→ **PROBLEM TO WORK ON**:
Omit all pictures and give the records below again exactly as written.

→ **DATA ENTRIES**:
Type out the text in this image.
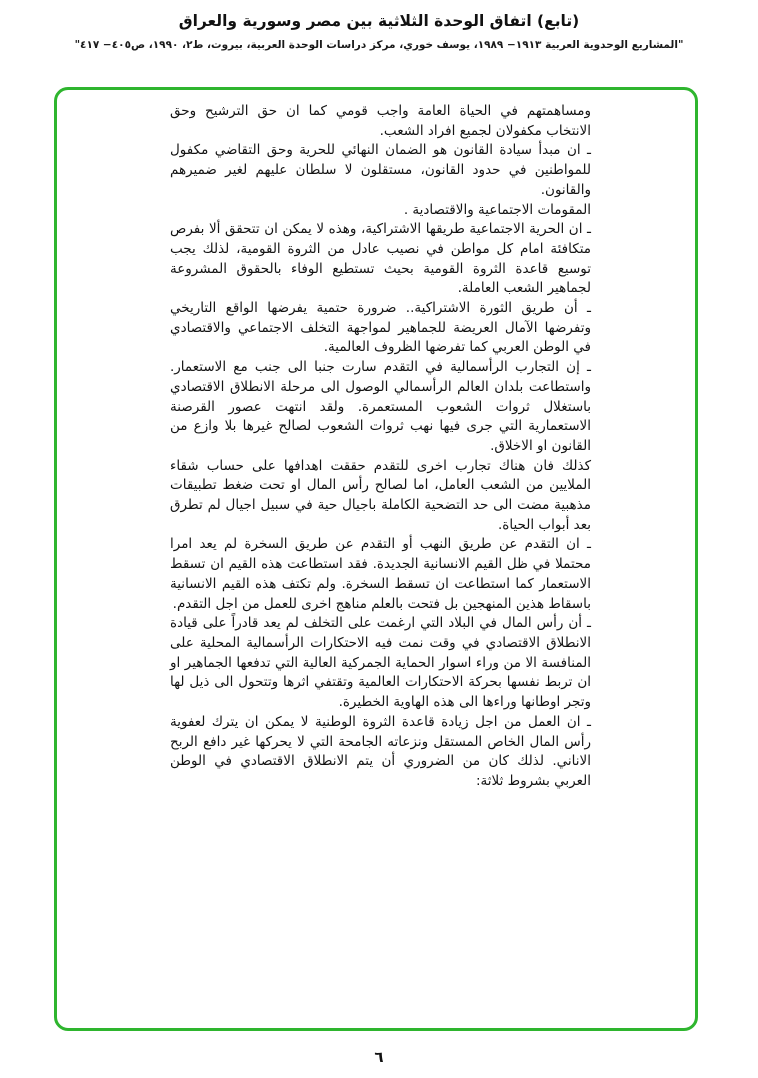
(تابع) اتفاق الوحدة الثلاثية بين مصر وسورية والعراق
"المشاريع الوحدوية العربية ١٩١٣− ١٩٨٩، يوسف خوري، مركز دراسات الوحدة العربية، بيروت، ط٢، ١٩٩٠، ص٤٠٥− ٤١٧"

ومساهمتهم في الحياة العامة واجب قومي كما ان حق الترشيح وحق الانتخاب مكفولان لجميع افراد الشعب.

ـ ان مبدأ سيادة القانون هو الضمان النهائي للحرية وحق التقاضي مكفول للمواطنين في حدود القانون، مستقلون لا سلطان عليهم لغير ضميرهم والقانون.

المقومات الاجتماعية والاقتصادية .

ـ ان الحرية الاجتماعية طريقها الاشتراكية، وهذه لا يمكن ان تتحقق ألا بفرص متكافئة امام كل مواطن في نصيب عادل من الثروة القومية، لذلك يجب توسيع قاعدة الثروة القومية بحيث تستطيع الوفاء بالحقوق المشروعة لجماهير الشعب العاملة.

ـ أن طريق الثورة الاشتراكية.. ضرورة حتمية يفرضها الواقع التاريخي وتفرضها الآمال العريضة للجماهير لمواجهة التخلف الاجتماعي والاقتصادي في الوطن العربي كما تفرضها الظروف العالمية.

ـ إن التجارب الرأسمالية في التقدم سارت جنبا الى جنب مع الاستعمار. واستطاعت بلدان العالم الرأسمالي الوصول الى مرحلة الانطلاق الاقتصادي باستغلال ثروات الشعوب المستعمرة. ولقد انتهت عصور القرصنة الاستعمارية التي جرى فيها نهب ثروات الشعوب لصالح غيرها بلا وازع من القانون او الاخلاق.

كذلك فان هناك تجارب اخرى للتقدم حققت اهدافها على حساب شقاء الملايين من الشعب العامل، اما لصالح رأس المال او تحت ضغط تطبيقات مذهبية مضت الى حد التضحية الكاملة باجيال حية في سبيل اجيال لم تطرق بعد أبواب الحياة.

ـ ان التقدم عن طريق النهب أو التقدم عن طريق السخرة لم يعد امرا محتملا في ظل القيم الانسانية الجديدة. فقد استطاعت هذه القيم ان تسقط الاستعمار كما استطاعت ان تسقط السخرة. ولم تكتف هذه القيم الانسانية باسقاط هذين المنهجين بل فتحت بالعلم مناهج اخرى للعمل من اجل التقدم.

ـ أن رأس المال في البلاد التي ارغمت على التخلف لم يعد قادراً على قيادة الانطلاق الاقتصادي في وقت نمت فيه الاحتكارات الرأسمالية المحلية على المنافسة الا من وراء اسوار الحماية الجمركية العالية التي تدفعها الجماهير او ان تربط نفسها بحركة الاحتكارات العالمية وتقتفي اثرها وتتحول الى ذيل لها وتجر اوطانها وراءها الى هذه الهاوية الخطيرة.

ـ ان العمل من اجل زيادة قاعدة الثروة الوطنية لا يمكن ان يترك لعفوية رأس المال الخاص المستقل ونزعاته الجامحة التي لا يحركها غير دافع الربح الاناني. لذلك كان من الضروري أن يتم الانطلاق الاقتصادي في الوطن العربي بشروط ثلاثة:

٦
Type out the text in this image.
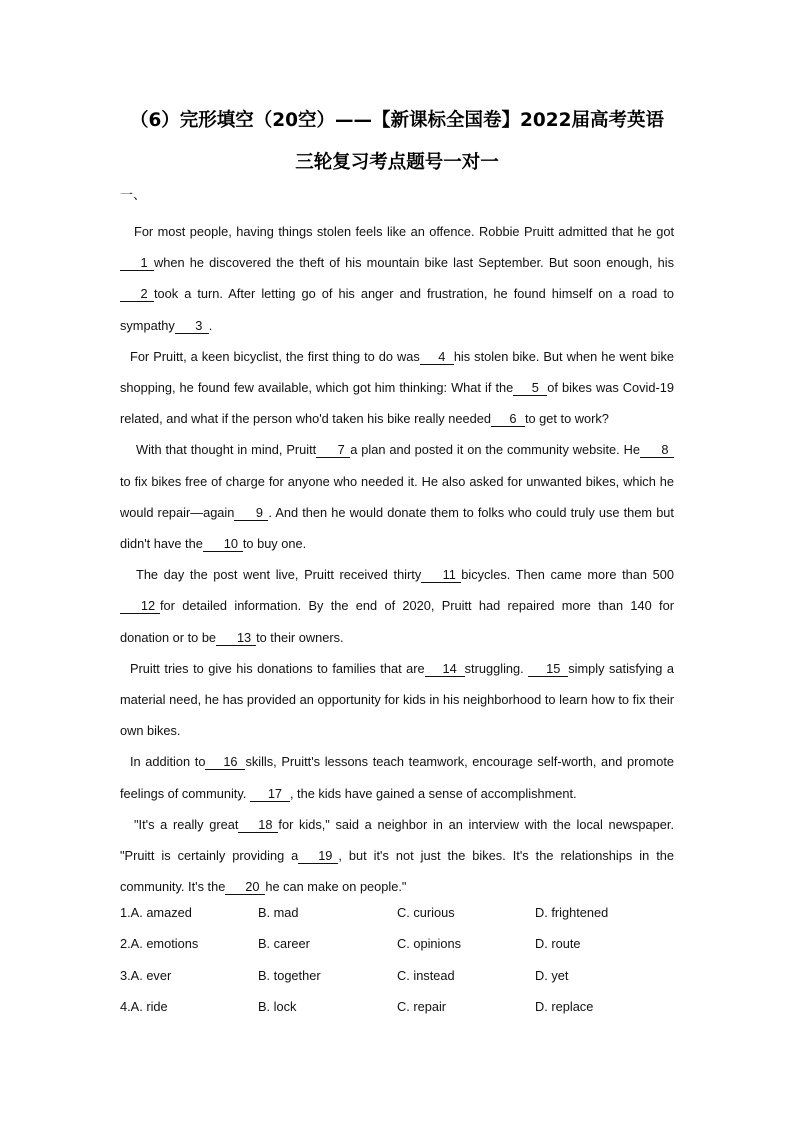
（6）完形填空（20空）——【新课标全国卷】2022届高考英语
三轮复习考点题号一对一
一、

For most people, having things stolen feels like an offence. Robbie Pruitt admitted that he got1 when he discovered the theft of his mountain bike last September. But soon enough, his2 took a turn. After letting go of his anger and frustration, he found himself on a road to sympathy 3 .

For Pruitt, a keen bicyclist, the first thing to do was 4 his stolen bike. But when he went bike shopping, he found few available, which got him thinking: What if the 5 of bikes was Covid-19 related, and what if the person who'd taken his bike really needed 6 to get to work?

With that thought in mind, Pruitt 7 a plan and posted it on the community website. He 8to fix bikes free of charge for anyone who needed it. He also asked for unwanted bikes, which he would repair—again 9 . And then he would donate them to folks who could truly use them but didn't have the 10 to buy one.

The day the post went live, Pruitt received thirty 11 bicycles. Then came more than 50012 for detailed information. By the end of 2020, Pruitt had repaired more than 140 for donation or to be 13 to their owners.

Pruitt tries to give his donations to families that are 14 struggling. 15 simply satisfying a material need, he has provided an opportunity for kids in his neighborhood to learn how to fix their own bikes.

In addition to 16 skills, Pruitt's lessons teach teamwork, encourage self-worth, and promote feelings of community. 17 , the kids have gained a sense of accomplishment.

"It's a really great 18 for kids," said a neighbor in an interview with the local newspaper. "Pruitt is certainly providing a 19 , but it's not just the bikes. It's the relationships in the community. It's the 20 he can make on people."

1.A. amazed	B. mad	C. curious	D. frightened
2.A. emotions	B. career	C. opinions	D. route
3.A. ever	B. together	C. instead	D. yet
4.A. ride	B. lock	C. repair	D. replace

→ **SOLUTION TO THIS PROBLEM**:
Type out the text in this image.
(تابع) اتفاق الوحدة الثلاثية بين مصر وسورية والعراق
"المشاريع الوحدوية العربية ١٩١٣− ١٩٨٩، يوسف خوري، مركز دراسات الوحدة العربية، بيروت، ط٢، ١٩٩٠، ص٤٠٥− ٤١٧"

ومساهمتهم في الحياة العامة واجب قومي كما ان حق الترشيح وحق الانتخاب مكفولان لجميع افراد الشعب.

ـ ان مبدأ سيادة القانون هو الضمان النهائي للحرية وحق التقاضي مكفول للمواطنين في حدود القانون، مستقلون لا سلطان عليهم لغير ضميرهم والقانون.

المقومات الاجتماعية والاقتصادية .

ـ ان الحرية الاجتماعية طريقها الاشتراكية، وهذه لا يمكن ان تتحقق ألا بفرص متكافئة امام كل مواطن في نصيب عادل من الثروة القومية، لذلك يجب توسيع قاعدة الثروة القومية بحيث تستطيع الوفاء بالحقوق المشروعة لجماهير الشعب العاملة.

ـ أن طريق الثورة الاشتراكية.. ضرورة حتمية يفرضها الواقع التاريخي وتفرضها الآمال العريضة للجماهير لمواجهة التخلف الاجتماعي والاقتصادي في الوطن العربي كما تفرضها الظروف العالمية.

ـ إن التجارب الرأسمالية في التقدم سارت جنبا الى جنب مع الاستعمار. واستطاعت بلدان العالم الرأسمالي الوصول الى مرحلة الانطلاق الاقتصادي باستغلال ثروات الشعوب المستعمرة. ولقد انتهت عصور القرصنة الاستعمارية التي جرى فيها نهب ثروات الشعوب لصالح غيرها بلا وازع من القانون او الاخلاق.

كذلك فان هناك تجارب اخرى للتقدم حققت اهدافها على حساب شقاء الملايين من الشعب العامل، اما لصالح رأس المال او تحت ضغط تطبيقات مذهبية مضت الى حد التضحية الكاملة باجيال حية في سبيل اجيال لم تطرق بعد أبواب الحياة.

ـ ان التقدم عن طريق النهب أو التقدم عن طريق السخرة لم يعد امرا محتملا في ظل القيم الانسانية الجديدة. فقد استطاعت هذه القيم ان تسقط الاستعمار كما استطاعت ان تسقط السخرة. ولم تكتف هذه القيم الانسانية باسقاط هذين المنهجين بل فتحت بالعلم مناهج اخرى للعمل من اجل التقدم.

ـ أن رأس المال في البلاد التي ارغمت على التخلف لم يعد قادراً على قيادة الانطلاق الاقتصادي في وقت نمت فيه الاحتكارات الرأسمالية المحلية على المنافسة الا من وراء اسوار الحماية الجمركية العالية التي تدفعها الجماهير او ان تربط نفسها بحركة الاحتكارات العالمية وتقتفي اثرها وتتحول الى ذيل لها وتجر اوطانها وراءها الى هذه الهاوية الخطيرة.

ـ ان العمل من اجل زيادة قاعدة الثروة الوطنية لا يمكن ان يترك لعفوية رأس المال الخاص المستقل ونزعاته الجامحة التي لا يحركها غير دافع الربح الاناني. لذلك كان من الضروري أن يتم الانطلاق الاقتصادي في الوطن العربي بشروط ثلاثة:

٦
Type out the text in this image.
（6）完形填空（20空）——【新课标全国卷】2022届高考英语
三轮复习考点题号一对一
一、

For most people, having things stolen feels like an offence. Robbie Pruitt admitted that he got1 when he discovered the theft of his mountain bike last September. But soon enough, his2 took a turn. After letting go of his anger and frustration, he found himself on a road to sympathy 3 .

For Pruitt, a keen bicyclist, the first thing to do was 4 his stolen bike. But when he went bike shopping, he found few available, which got him thinking: What if the 5 of bikes was Covid-19 related, and what if the person who'd taken his bike really needed 6 to get to work?

With that thought in mind, Pruitt 7 a plan and posted it on the community website. He 8to fix bikes free of charge for anyone who needed it. He also asked for unwanted bikes, which he would repair—again 9 . And then he would donate them to folks who could truly use them but didn't have the 10 to buy one.

The day the post went live, Pruitt received thirty 11 bicycles. Then came more than 50012 for detailed information. By the end of 2020, Pruitt had repaired more than 140 for donation or to be 13 to their owners.

Pruitt tries to give his donations to families that are 14 struggling. 15 simply satisfying a material need, he has provided an opportunity for kids in his neighborhood to learn how to fix their own bikes.

In addition to 16 skills, Pruitt's lessons teach teamwork, encourage self-worth, and promote feelings of community. 17 , the kids have gained a sense of accomplishment.

"It's a really great 18 for kids," said a neighbor in an interview with the local newspaper. "Pruitt is certainly providing a 19 , but it's not just the bikes. It's the relationships in the community. It's the 20 he can make on people."

1.A. amazed	B. mad	C. curious	D. frightened
2.A. emotions	B. career	C. opinions	D. route
3.A. ever	B. together	C. instead	D. yet
4.A. ride	B. lock	C. repair	D. replace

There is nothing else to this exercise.